== Exercise aim ==
Leaving out all images, write out the records that follow exactly.

== Lines of data ==
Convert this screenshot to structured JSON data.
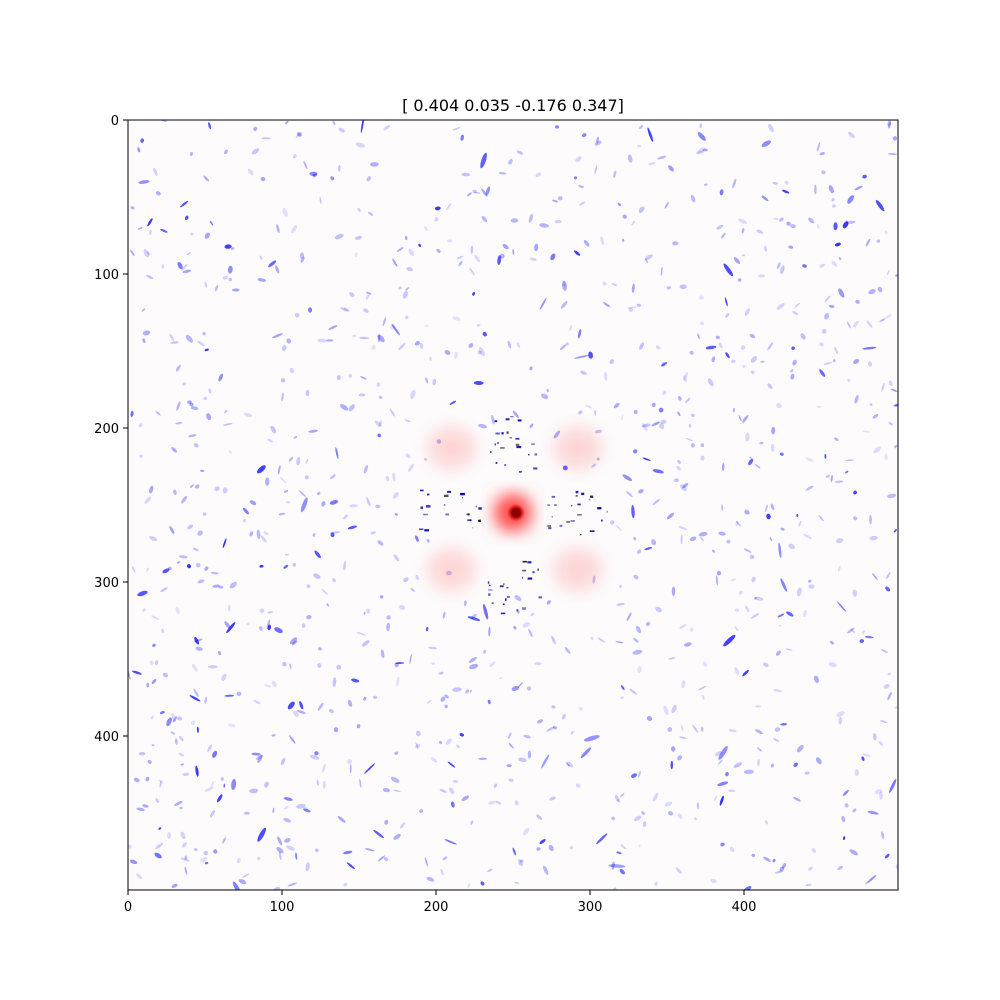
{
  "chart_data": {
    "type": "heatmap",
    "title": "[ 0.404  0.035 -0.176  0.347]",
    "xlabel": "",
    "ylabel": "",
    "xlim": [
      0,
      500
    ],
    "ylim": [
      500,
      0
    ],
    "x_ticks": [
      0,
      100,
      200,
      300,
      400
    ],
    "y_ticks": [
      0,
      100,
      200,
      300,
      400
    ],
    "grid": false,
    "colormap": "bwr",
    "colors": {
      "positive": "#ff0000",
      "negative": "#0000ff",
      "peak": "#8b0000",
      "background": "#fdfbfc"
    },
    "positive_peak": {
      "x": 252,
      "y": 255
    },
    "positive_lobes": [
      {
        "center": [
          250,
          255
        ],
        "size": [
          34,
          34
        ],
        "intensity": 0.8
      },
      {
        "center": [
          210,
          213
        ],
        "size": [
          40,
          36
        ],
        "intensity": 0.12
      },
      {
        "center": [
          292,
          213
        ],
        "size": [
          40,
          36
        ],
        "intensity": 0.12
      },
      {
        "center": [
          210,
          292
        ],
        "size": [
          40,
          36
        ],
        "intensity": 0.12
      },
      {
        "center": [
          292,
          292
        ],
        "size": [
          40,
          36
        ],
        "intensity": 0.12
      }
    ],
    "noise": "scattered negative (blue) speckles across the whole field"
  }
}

== Written answer ==
Convert this screenshot to structured JSON data.
{
  "chart_data": {
    "type": "heatmap",
    "title": "[ 0.404  0.035 -0.176  0.347]",
    "xlabel": "",
    "ylabel": "",
    "xlim": [
      0,
      500
    ],
    "ylim": [
      500,
      0
    ],
    "x_ticks": [
      0,
      100,
      200,
      300,
      400
    ],
    "y_ticks": [
      0,
      100,
      200,
      300,
      400
    ],
    "grid": false,
    "colormap": "bwr",
    "colors": {
      "positive": "#ff0000",
      "negative": "#0000ff",
      "peak": "#8b0000",
      "background": "#fdfbfc"
    },
    "positive_peak": {
      "x": 252,
      "y": 255
    },
    "positive_lobes": [
      {
        "center": [
          250,
          255
        ],
        "size": [
          34,
          34
        ],
        "intensity": 0.8
      },
      {
        "center": [
          210,
          213
        ],
        "size": [
          40,
          36
        ],
        "intensity": 0.12
      },
      {
        "center": [
          292,
          213
        ],
        "size": [
          40,
          36
        ],
        "intensity": 0.12
      },
      {
        "center": [
          210,
          292
        ],
        "size": [
          40,
          36
        ],
        "intensity": 0.12
      },
      {
        "center": [
          292,
          292
        ],
        "size": [
          40,
          36
        ],
        "intensity": 0.12
      }
    ],
    "noise": "scattered negative (blue) speckles across the whole field"
  }
}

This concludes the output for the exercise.